:: EXERCISE DETAILS ::
Look below for the line with "Read this page and output its text content.", and from there restate every line word for word until the entries end.

:: INFORMATION GIVEN ::
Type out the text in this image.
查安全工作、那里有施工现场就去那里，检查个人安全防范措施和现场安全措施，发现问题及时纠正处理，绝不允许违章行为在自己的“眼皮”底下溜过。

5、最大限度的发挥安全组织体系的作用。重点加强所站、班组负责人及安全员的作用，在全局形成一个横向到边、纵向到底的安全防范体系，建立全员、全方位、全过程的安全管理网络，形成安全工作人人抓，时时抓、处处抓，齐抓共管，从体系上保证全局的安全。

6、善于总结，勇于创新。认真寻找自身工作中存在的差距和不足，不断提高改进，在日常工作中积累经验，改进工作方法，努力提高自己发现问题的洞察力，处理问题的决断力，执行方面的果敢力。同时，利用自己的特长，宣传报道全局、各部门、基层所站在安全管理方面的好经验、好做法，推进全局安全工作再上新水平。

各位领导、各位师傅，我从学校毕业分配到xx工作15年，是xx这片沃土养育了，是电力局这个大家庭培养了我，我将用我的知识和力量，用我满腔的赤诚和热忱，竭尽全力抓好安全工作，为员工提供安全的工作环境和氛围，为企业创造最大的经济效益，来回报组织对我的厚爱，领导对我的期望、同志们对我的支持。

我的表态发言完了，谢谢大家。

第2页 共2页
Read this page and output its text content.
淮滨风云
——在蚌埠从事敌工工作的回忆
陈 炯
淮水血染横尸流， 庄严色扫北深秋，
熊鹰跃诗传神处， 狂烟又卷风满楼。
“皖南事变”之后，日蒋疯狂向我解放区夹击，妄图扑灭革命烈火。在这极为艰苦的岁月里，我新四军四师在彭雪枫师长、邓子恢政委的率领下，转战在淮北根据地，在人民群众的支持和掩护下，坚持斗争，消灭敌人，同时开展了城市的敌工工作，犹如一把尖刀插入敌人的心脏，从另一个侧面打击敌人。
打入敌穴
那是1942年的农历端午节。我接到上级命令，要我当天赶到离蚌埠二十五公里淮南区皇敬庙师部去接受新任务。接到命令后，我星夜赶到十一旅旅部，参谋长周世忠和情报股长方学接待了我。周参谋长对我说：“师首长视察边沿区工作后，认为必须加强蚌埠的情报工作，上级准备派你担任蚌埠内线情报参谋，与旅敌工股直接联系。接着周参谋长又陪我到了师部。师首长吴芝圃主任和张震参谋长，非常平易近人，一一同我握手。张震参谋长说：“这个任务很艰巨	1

:: SOLUTION TO THIS TASK ::
Read this page and output its text content.
淮滨风云
——在蚌埠从事敌工工作的回忆
陈 炯
淮水血染横尸流， 庄严色扫北深秋，
熊鹰跃诗传神处， 狂烟又卷风满楼。
“皖南事变”之后，日蒋疯狂向我解放区夹击，妄图扑灭革命烈火。在这极为艰苦的岁月里，我新四军四师在彭雪枫师长、邓子恢政委的率领下，转战在淮北根据地，在人民群众的支持和掩护下，坚持斗争，消灭敌人，同时开展了城市的敌工工作，犹如一把尖刀插入敌人的心脏，从另一个侧面打击敌人。
打入敌穴
那是1942年的农历端午节。我接到上级命令，要我当天赶到离蚌埠二十五公里淮南区皇敬庙师部去接受新任务。接到命令后，我星夜赶到十一旅旅部，参谋长周世忠和情报股长方学接待了我。周参谋长对我说：“师首长视察边沿区工作后，认为必须加强蚌埠的情报工作，上级准备派你担任蚌埠内线情报参谋，与旅敌工股直接联系。接着周参谋长又陪我到了师部。师首长吴芝圃主任和张震参谋长，非常平易近人，一一同我握手。张震参谋长说：“这个任务很艰巨	1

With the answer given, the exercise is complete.